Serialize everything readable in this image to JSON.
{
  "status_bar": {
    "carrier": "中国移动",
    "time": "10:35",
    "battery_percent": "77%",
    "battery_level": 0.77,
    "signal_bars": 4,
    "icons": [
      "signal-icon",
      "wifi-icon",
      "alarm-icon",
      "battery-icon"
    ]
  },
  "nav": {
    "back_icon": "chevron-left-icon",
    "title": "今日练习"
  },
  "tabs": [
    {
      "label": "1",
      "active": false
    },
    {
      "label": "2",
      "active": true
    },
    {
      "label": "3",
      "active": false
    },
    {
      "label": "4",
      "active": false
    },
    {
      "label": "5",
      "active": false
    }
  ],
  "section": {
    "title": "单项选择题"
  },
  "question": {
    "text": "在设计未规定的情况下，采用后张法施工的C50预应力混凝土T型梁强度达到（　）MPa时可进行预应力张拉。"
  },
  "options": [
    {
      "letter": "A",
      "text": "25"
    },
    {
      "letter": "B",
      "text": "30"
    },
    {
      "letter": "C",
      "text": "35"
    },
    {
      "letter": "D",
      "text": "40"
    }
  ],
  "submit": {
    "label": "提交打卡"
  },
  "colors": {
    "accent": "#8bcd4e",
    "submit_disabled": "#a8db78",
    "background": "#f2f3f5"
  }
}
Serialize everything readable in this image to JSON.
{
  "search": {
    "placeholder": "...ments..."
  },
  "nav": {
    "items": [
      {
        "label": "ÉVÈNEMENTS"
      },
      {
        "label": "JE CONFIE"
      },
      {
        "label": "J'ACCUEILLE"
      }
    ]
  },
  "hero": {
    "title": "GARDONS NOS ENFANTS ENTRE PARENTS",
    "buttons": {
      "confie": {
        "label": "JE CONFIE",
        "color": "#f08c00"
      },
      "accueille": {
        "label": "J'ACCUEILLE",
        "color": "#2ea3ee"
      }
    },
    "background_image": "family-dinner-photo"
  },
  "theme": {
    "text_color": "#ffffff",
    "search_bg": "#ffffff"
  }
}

****************

| STATED EXERCISE |
Repeat the data precisely, reproducing every entry.

| WRITTEN SOLUTION |
Serialize everything readable in this image to JSON.
{
  "status_bar": {
    "carrier": "中国移动",
    "time": "10:35",
    "battery_percent": "77%",
    "battery_level": 0.77,
    "signal_bars": 4,
    "icons": [
      "signal-icon",
      "wifi-icon",
      "alarm-icon",
      "battery-icon"
    ]
  },
  "nav": {
    "back_icon": "chevron-left-icon",
    "title": "今日练习"
  },
  "tabs": [
    {
      "label": "1",
      "active": false
    },
    {
      "label": "2",
      "active": true
    },
    {
      "label": "3",
      "active": false
    },
    {
      "label": "4",
      "active": false
    },
    {
      "label": "5",
      "active": false
    }
  ],
  "section": {
    "title": "单项选择题"
  },
  "question": {
    "text": "在设计未规定的情况下，采用后张法施工的C50预应力混凝土T型梁强度达到（　）MPa时可进行预应力张拉。"
  },
  "options": [
    {
      "letter": "A",
      "text": "25"
    },
    {
      "letter": "B",
      "text": "30"
    },
    {
      "letter": "C",
      "text": "35"
    },
    {
      "letter": "D",
      "text": "40"
    }
  ],
  "submit": {
    "label": "提交打卡"
  },
  "colors": {
    "accent": "#8bcd4e",
    "submit_disabled": "#a8db78",
    "background": "#f2f3f5"
  }
}
Serialize everything readable in this image to JSON.
{
  "search": {
    "placeholder": "...ments..."
  },
  "nav": {
    "items": [
      {
        "label": "ÉVÈNEMENTS"
      },
      {
        "label": "JE CONFIE"
      },
      {
        "label": "J'ACCUEILLE"
      }
    ]
  },
  "hero": {
    "title": "GARDONS NOS ENFANTS ENTRE PARENTS",
    "buttons": {
      "confie": {
        "label": "JE CONFIE",
        "color": "#f08c00"
      },
      "accueille": {
        "label": "J'ACCUEILLE",
        "color": "#2ea3ee"
      }
    },
    "background_image": "family-dinner-photo"
  },
  "theme": {
    "text_color": "#ffffff",
    "search_bg": "#ffffff"
  }
}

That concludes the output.